--- The request ---
Pull out every line in the data that has the string "Annuels" in it.

--- Given records ---
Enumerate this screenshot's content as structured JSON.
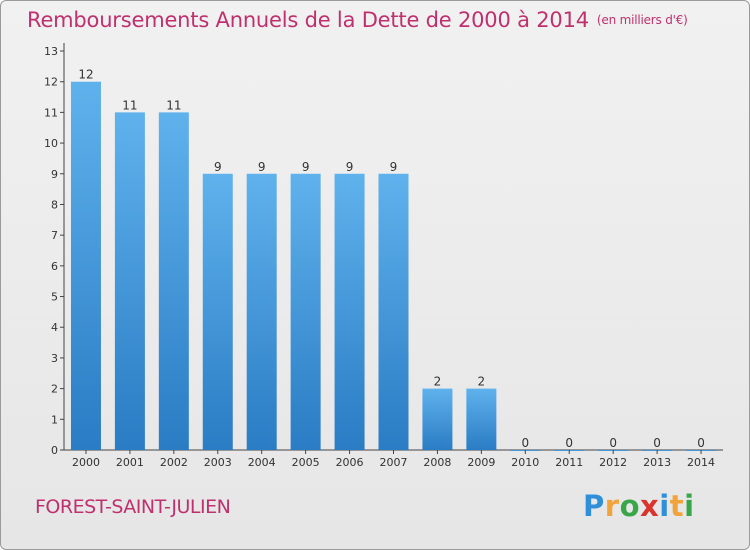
{
  "title": "Remboursements Annuels de la Dette de 2000 à 2014",
  "unit_note": "(en milliers d'€)",
  "commune": "FOREST-SAINT-JULIEN",
  "brand": {
    "letters": [
      "P",
      "r",
      "o",
      "x",
      "i",
      "t",
      "i"
    ],
    "colors": [
      "#2f8fd8",
      "#f2a33a",
      "#3aa64a",
      "#d9352f",
      "#2f8fd8",
      "#f2a33a",
      "#3aa64a"
    ]
  },
  "colors": {
    "bar_top": "#5fb2ec",
    "bar_bottom": "#2a7cc4",
    "title": "#c0306e"
  },
  "chart_data": {
    "type": "bar",
    "title": "Remboursements Annuels de la Dette de 2000 à 2014",
    "xlabel": "",
    "ylabel": "",
    "categories": [
      "2000",
      "2001",
      "2002",
      "2003",
      "2004",
      "2005",
      "2006",
      "2007",
      "2008",
      "2009",
      "2010",
      "2011",
      "2012",
      "2013",
      "2014"
    ],
    "values": [
      12,
      11,
      11,
      9,
      9,
      9,
      9,
      9,
      2,
      2,
      0,
      0,
      0,
      0,
      0
    ],
    "ylim": [
      0,
      13
    ],
    "yticks": [
      0,
      1,
      2,
      3,
      4,
      5,
      6,
      7,
      8,
      9,
      10,
      11,
      12,
      13
    ],
    "grid": false,
    "legend": "none"
  }
}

--- Reply ---
  "title": "Remboursements Annuels de la Dette de 2000 à 2014",
    "title": "Remboursements Annuels de la Dette de 2000 à 2014",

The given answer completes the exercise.